Given data:
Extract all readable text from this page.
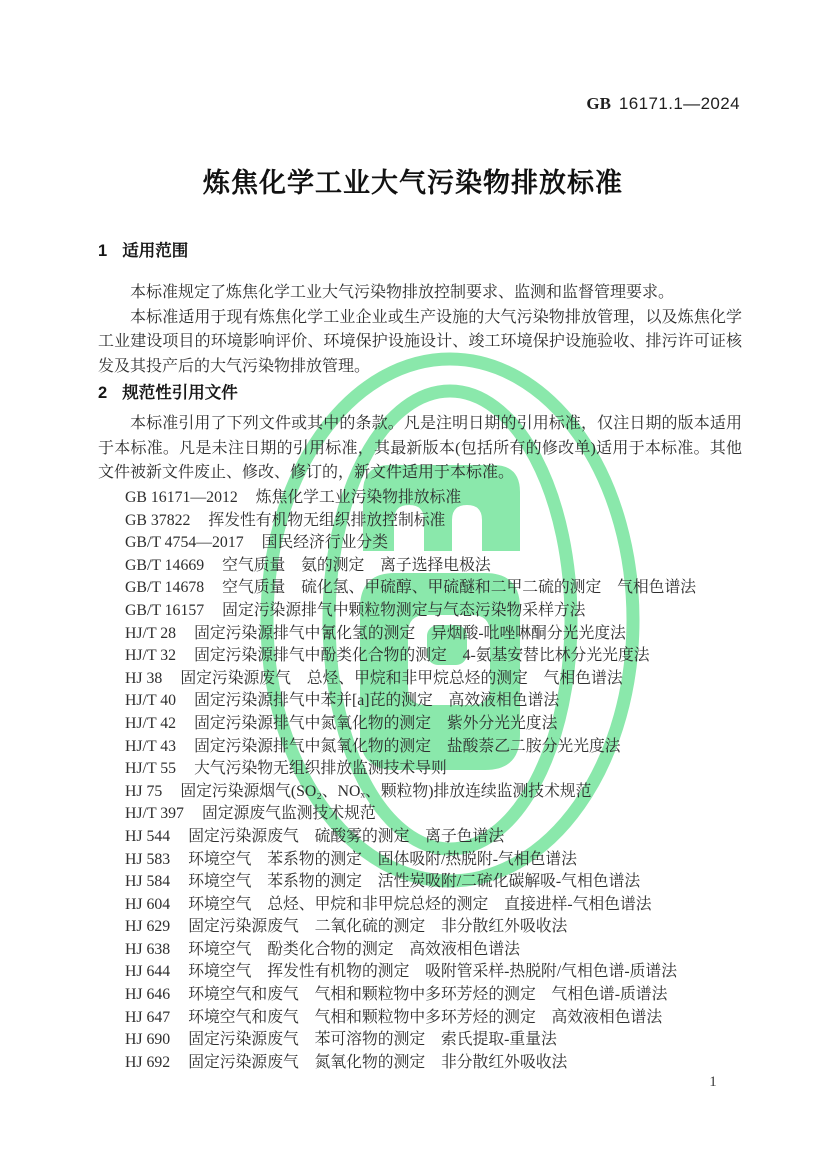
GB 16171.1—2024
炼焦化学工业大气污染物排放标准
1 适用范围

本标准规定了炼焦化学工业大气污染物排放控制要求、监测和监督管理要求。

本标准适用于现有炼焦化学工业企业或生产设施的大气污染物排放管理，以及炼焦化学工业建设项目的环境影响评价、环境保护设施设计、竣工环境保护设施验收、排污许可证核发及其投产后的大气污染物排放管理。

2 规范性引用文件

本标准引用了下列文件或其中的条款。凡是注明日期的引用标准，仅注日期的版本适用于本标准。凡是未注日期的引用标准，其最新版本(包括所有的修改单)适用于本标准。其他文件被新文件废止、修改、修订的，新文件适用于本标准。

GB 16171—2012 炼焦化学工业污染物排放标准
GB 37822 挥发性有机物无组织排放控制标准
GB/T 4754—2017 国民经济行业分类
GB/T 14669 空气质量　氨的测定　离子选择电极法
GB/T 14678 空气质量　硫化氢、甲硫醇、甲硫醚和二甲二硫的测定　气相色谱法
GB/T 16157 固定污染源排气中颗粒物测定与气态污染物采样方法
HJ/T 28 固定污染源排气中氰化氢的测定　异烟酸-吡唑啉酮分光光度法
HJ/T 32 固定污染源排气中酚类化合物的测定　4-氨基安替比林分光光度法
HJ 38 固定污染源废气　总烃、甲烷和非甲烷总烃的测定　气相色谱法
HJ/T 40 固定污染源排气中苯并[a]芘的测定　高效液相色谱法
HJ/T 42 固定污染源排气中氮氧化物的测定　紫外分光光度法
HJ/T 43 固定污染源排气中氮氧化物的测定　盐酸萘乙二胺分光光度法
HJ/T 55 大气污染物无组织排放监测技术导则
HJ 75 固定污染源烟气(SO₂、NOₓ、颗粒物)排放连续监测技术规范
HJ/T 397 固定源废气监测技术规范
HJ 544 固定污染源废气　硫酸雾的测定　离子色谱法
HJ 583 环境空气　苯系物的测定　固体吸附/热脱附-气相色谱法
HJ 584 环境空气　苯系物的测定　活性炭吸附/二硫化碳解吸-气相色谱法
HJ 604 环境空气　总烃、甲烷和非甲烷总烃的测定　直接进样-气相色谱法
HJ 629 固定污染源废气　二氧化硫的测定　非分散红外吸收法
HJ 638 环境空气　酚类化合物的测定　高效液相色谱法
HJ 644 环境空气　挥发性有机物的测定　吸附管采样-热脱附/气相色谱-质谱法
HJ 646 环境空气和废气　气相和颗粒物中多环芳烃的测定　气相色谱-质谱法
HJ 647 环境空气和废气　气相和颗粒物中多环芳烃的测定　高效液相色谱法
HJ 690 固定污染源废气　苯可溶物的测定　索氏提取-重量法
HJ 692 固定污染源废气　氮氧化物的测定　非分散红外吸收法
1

Problem description:
Reproduce each line from the records that contains the word "气相色谱法".

Result of the exercise:
GB/T 14678 空气质量　硫化氢、甲硫醇、甲硫醚和二甲二硫的测定　气相色谱法
HJ 38 固定污染源废气　总烃、甲烷和非甲烷总烃的测定　气相色谱法
HJ 583 环境空气　苯系物的测定　固体吸附/热脱附-气相色谱法
HJ 584 环境空气　苯系物的测定　活性炭吸附/二硫化碳解吸-气相色谱法
HJ 604 环境空气　总烃、甲烷和非甲烷总烃的测定　直接进样-气相色谱法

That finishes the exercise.